**Aim**
List every line in this data where the string "cette" occurs.

**Available data**

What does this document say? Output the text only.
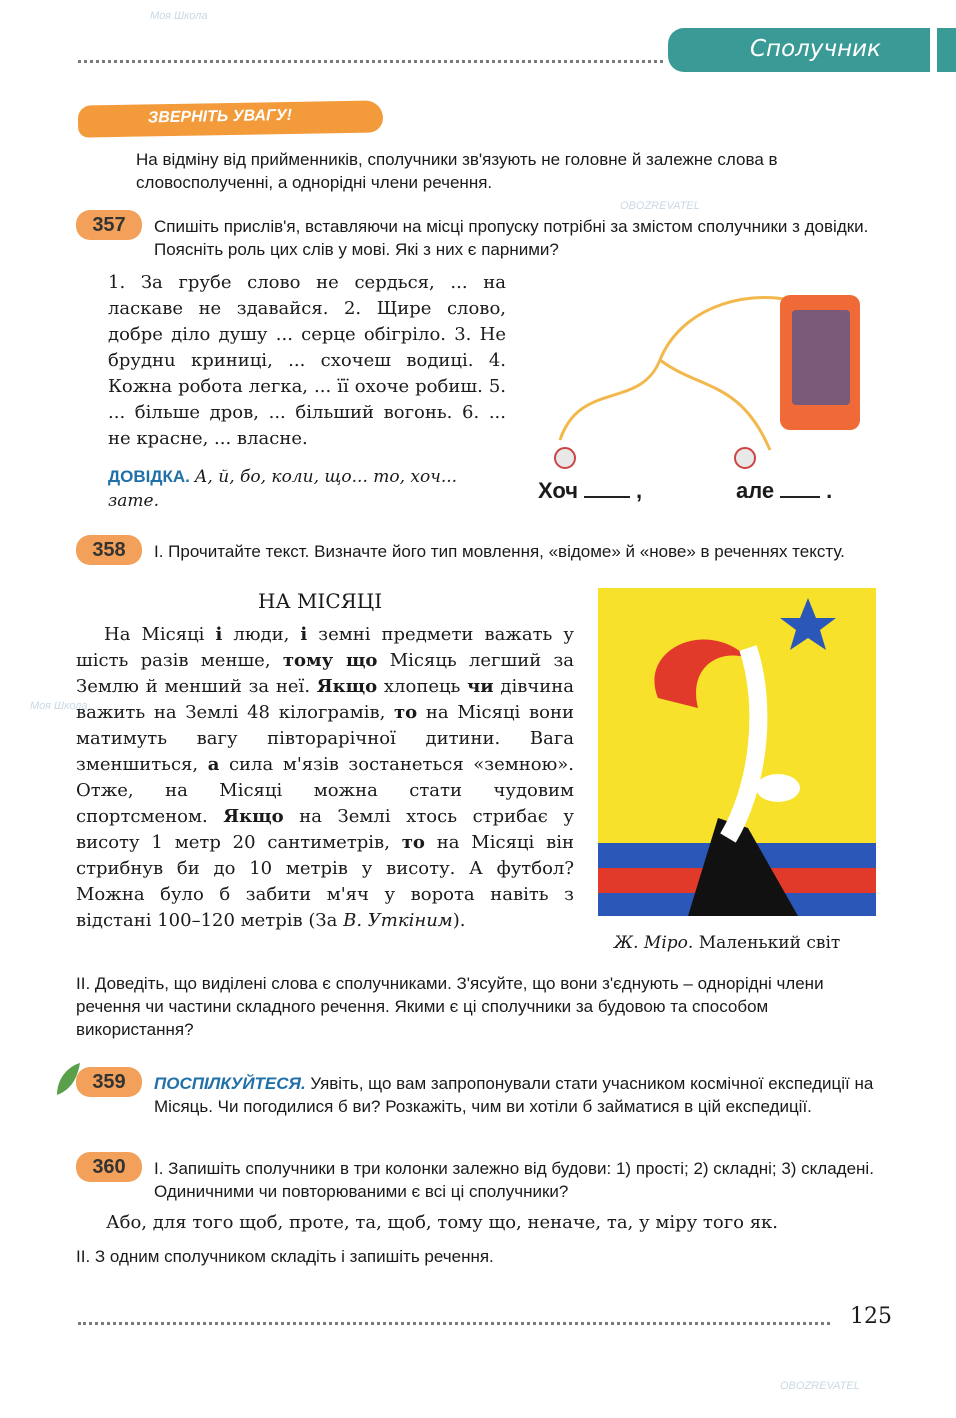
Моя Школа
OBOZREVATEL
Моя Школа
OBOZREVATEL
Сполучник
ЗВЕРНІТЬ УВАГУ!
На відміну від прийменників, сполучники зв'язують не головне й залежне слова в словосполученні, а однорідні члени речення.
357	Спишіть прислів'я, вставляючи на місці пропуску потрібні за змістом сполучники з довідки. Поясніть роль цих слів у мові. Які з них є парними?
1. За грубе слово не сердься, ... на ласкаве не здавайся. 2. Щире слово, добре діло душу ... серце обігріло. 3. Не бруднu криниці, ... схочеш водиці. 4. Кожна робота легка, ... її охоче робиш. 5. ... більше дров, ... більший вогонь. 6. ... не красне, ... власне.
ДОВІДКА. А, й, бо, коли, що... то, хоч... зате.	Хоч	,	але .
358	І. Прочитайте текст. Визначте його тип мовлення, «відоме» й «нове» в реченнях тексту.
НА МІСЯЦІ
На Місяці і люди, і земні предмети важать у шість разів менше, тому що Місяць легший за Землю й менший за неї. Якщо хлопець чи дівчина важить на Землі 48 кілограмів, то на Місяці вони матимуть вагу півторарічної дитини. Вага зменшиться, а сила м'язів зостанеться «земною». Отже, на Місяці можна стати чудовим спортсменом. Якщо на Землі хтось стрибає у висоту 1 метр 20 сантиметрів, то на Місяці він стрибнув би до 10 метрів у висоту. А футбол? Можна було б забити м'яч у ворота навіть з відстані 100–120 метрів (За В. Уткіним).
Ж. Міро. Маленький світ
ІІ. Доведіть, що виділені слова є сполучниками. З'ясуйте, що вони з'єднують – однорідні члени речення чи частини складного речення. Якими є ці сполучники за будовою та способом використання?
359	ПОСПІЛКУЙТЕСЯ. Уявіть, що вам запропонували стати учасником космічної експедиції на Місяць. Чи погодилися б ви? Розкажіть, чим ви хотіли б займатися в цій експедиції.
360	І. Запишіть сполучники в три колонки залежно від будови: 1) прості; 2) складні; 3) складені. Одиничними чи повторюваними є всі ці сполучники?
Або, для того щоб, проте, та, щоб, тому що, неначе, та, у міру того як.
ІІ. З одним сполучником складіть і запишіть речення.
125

---

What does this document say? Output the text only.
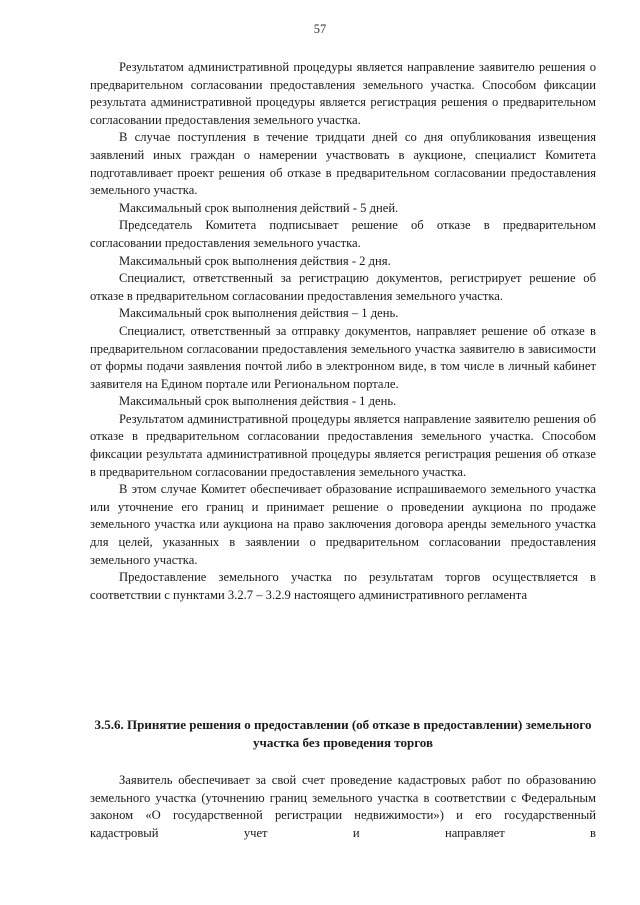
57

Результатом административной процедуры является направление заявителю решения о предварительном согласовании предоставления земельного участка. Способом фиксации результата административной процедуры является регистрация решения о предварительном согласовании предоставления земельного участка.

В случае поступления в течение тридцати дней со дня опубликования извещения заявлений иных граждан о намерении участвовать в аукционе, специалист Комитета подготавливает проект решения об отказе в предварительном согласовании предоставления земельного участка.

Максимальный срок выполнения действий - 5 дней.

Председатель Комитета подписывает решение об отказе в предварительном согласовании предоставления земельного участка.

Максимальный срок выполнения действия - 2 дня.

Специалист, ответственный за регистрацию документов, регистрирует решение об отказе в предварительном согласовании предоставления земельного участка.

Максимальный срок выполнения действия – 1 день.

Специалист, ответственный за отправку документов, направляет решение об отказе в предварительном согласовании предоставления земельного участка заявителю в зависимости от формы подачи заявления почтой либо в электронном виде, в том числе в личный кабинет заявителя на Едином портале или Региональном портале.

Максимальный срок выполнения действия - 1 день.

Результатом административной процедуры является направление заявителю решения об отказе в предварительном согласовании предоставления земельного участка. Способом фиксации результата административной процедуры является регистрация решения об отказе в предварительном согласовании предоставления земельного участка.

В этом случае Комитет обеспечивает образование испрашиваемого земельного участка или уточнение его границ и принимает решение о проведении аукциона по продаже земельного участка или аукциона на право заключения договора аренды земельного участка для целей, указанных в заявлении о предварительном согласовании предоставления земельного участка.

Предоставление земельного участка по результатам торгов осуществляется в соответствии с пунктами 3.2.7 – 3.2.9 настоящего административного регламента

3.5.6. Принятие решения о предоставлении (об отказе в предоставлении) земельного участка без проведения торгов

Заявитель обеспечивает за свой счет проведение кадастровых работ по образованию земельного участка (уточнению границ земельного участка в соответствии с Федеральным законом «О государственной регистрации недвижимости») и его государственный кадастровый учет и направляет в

...

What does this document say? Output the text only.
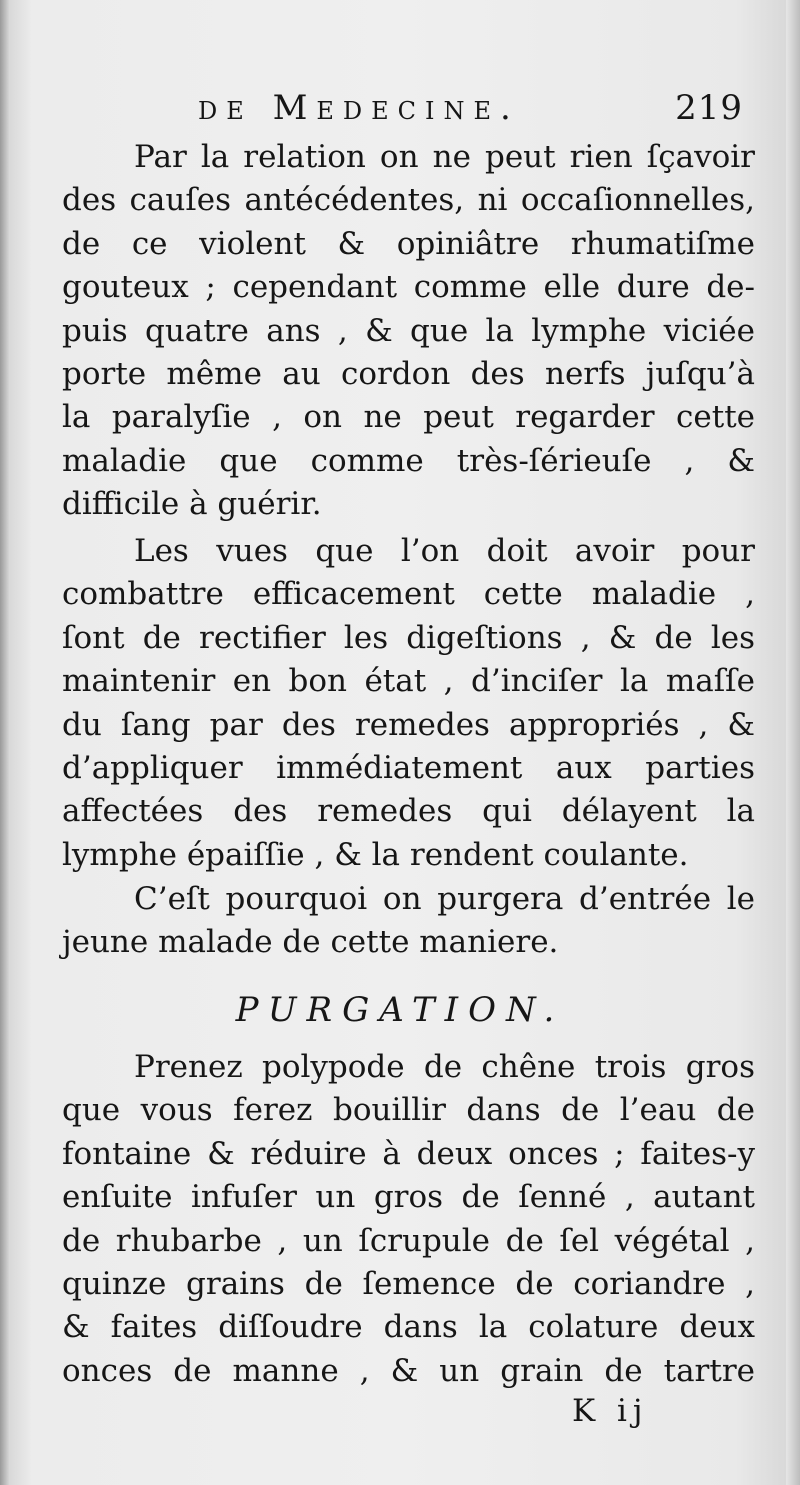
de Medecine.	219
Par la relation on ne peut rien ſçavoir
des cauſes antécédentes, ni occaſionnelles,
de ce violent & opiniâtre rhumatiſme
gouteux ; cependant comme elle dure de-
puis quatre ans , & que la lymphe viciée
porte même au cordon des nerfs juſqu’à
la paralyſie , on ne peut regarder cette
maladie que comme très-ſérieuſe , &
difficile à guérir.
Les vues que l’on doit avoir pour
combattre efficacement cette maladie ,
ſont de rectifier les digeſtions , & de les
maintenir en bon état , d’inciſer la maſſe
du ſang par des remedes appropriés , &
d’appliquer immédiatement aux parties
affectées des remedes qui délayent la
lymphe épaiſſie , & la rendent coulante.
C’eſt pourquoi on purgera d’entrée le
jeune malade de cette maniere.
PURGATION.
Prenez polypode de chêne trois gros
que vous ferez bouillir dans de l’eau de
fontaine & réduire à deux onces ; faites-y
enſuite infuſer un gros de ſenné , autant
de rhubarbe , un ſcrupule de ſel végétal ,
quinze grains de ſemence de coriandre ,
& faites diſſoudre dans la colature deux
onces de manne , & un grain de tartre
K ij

**Complete answer**
la paralyſie , on ne peut regarder cette
combattre efficacement cette maladie ,
jeune malade de cette maniere.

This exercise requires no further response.